╔══

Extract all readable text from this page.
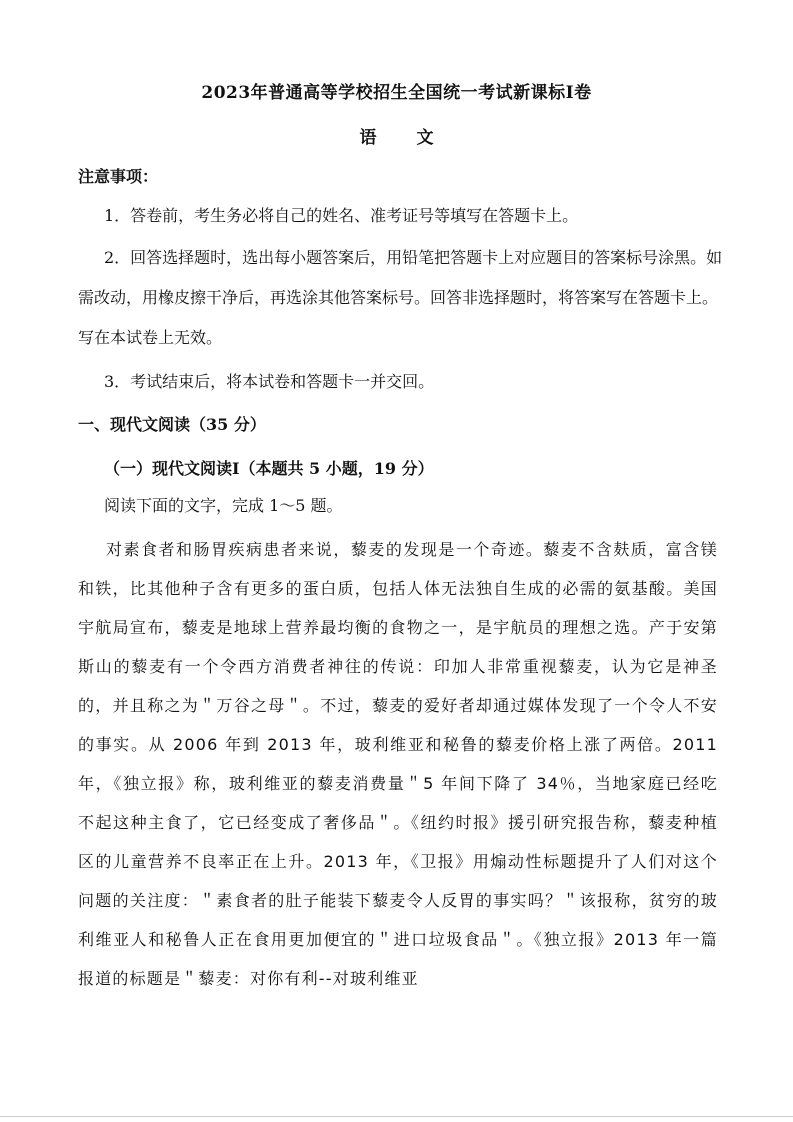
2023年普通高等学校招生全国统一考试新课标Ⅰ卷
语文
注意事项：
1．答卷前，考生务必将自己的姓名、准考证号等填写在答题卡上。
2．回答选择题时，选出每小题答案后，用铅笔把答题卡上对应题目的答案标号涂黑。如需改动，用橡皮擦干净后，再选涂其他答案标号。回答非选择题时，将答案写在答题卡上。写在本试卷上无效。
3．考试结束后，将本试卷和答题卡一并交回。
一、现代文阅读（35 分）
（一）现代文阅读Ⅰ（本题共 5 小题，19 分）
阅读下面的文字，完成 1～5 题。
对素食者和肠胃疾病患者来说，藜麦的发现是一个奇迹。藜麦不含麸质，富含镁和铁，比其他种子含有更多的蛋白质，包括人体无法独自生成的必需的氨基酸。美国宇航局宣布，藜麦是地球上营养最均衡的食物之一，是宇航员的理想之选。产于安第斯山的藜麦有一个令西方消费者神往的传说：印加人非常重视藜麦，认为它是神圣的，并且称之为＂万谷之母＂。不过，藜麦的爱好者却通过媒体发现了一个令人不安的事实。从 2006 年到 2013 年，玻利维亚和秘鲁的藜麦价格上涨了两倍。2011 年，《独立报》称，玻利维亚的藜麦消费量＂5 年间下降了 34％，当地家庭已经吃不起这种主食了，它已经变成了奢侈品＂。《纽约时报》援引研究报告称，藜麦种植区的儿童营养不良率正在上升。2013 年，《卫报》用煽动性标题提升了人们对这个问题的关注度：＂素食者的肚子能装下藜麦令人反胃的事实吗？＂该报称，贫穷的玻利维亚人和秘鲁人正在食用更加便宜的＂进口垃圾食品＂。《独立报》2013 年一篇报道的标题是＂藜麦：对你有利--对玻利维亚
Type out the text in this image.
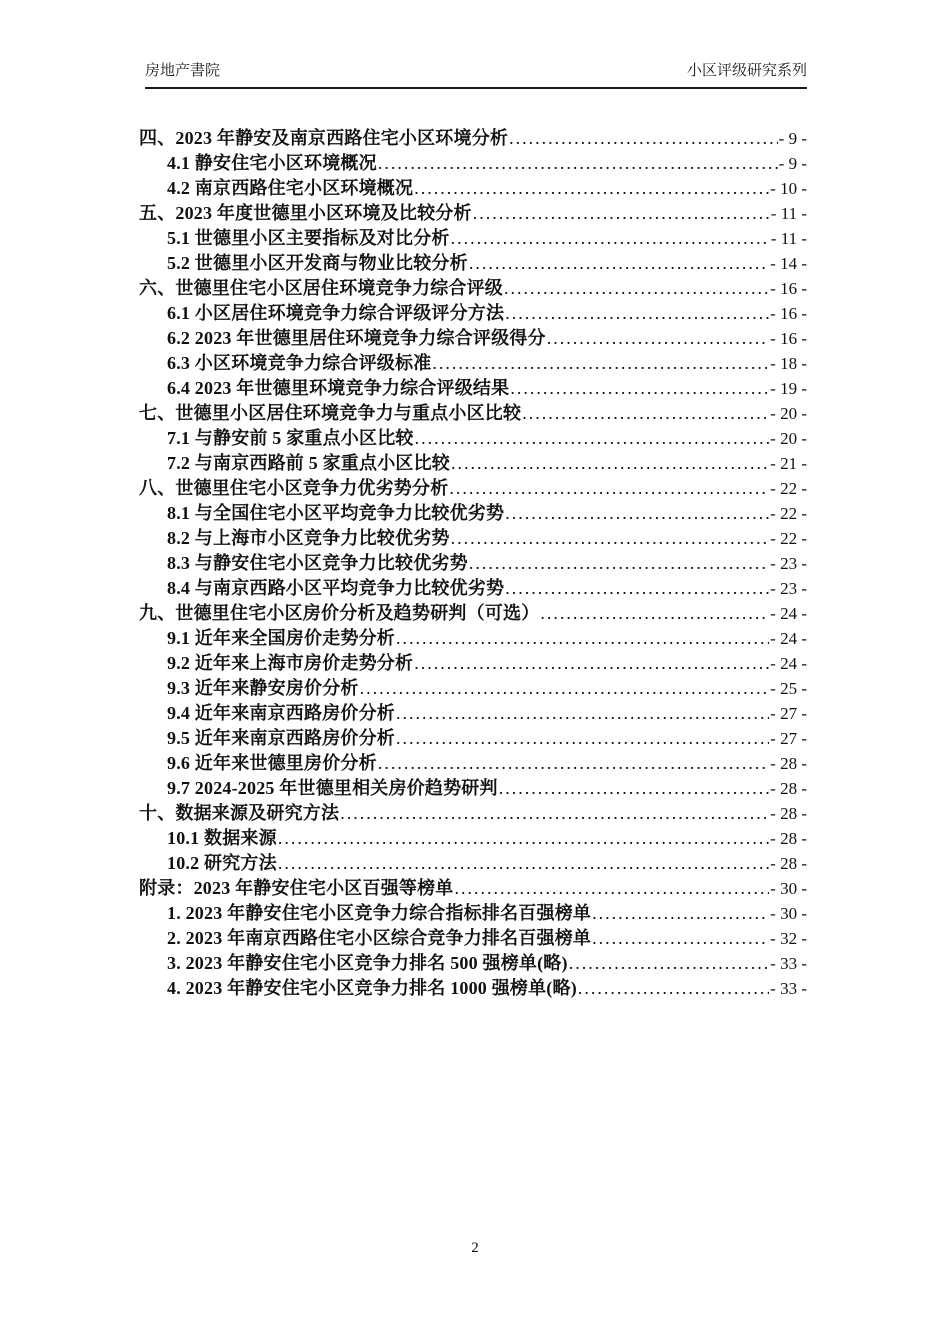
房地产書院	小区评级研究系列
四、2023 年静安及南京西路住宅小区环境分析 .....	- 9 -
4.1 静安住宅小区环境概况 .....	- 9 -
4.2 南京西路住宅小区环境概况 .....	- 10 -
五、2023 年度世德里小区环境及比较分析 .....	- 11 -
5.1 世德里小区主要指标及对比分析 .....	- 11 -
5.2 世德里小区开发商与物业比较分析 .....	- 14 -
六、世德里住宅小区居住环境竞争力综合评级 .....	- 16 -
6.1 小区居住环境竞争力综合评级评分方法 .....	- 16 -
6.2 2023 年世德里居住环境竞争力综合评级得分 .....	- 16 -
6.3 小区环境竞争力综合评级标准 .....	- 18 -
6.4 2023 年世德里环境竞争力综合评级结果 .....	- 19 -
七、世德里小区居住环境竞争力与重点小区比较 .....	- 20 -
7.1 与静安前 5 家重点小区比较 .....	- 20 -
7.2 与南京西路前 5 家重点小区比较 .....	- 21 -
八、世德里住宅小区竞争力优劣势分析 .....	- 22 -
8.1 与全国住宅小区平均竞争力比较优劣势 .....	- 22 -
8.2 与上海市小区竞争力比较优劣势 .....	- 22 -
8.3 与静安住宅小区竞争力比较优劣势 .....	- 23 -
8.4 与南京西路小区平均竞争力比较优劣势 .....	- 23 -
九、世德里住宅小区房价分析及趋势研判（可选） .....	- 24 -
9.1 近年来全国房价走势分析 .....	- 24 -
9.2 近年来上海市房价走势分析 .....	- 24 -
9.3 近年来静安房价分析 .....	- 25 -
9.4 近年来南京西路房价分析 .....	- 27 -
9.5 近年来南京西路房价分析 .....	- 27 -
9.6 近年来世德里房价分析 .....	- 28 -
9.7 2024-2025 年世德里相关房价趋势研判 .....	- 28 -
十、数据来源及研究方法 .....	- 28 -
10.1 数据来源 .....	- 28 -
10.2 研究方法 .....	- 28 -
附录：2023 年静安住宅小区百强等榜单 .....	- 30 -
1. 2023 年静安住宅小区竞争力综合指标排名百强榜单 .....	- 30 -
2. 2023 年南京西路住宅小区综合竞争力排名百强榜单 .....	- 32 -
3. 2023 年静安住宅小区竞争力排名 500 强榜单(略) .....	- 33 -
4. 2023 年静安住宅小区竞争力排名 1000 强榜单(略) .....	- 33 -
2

╚══
╔══

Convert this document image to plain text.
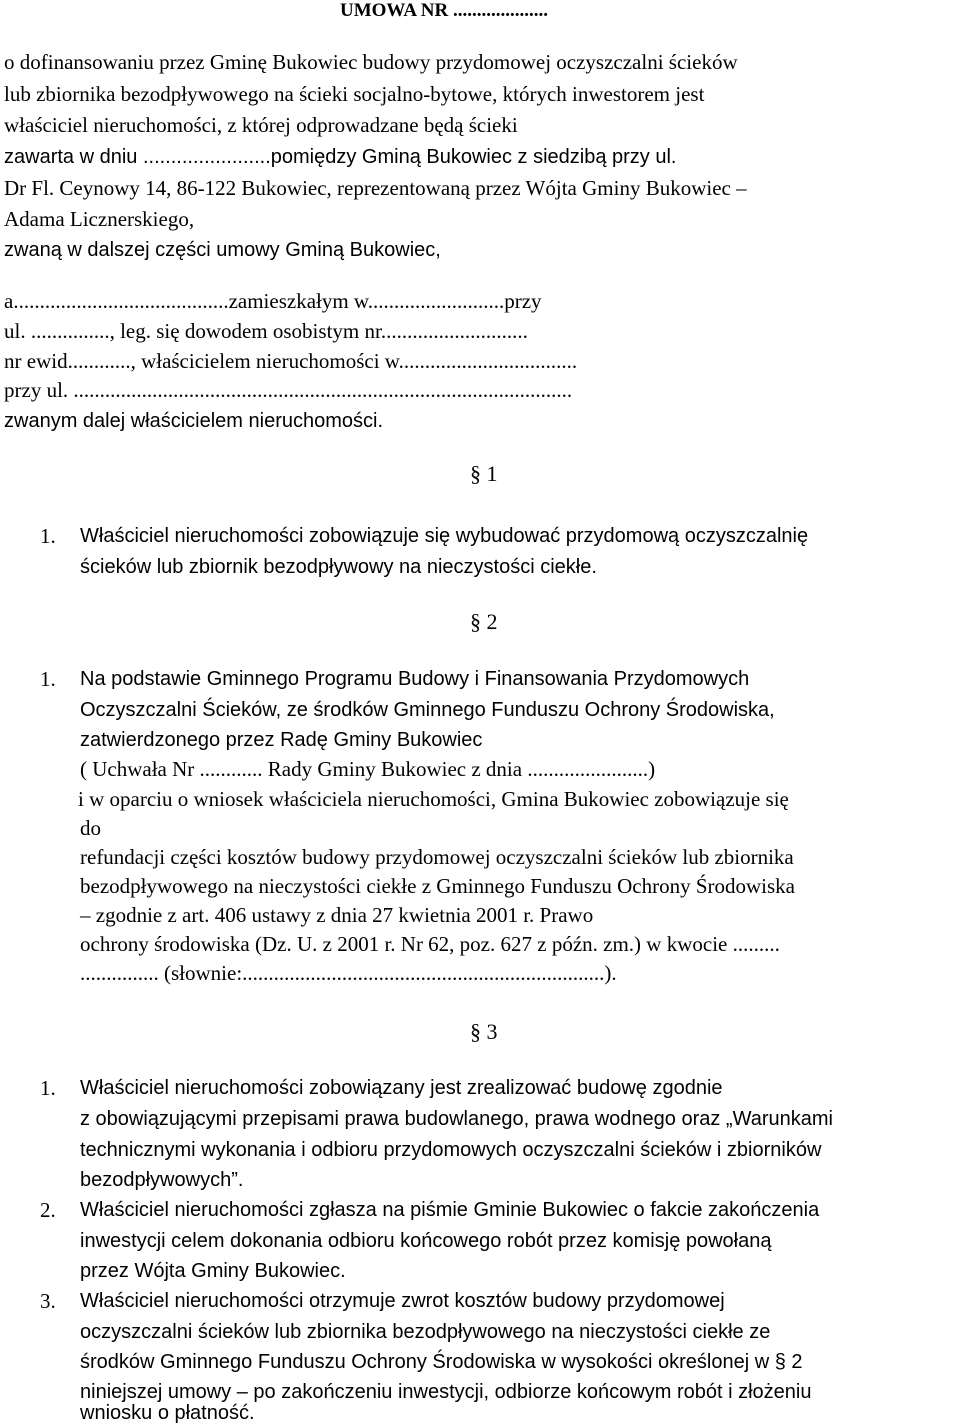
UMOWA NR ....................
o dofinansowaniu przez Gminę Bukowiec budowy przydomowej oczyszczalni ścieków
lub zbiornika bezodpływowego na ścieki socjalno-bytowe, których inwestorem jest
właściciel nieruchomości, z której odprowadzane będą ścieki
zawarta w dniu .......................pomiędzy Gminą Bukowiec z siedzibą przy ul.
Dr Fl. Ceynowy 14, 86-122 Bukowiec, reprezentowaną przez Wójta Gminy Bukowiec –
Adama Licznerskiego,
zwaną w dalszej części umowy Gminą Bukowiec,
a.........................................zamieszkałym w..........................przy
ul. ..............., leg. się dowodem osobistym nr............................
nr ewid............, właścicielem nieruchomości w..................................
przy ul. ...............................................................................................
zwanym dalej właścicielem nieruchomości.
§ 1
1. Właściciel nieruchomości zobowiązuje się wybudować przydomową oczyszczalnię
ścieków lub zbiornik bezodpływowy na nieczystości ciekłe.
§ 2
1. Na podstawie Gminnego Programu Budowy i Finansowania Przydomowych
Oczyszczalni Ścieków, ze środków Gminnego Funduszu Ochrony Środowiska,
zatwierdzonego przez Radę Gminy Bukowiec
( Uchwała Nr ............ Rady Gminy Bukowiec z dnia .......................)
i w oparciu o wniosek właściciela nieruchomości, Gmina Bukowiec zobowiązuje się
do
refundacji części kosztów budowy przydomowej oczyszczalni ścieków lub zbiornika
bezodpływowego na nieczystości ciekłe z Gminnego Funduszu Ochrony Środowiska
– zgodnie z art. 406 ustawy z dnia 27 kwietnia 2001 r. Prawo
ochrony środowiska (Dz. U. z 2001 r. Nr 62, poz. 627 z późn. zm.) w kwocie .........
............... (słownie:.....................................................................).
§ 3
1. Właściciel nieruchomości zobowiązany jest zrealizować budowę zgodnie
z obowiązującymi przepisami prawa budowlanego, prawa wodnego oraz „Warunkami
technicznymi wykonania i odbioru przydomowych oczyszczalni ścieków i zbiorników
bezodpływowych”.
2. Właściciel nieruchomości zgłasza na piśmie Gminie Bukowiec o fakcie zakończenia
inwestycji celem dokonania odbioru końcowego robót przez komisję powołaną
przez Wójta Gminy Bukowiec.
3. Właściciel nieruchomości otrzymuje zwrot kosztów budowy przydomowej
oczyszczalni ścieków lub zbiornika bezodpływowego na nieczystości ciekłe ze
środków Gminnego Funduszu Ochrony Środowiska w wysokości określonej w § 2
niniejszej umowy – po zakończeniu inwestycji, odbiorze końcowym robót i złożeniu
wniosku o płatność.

╚══

GIVEN EXERCISE: Show every line of the records above that contains the word "zgodnie".

SOLUTION TO THE PROBLEM:
– zgodnie z art. 406 ustawy z dnia 27 kwietnia 2001 r. Prawo
1. Właściciel nieruchomości zobowiązany jest zrealizować budowę zgodnie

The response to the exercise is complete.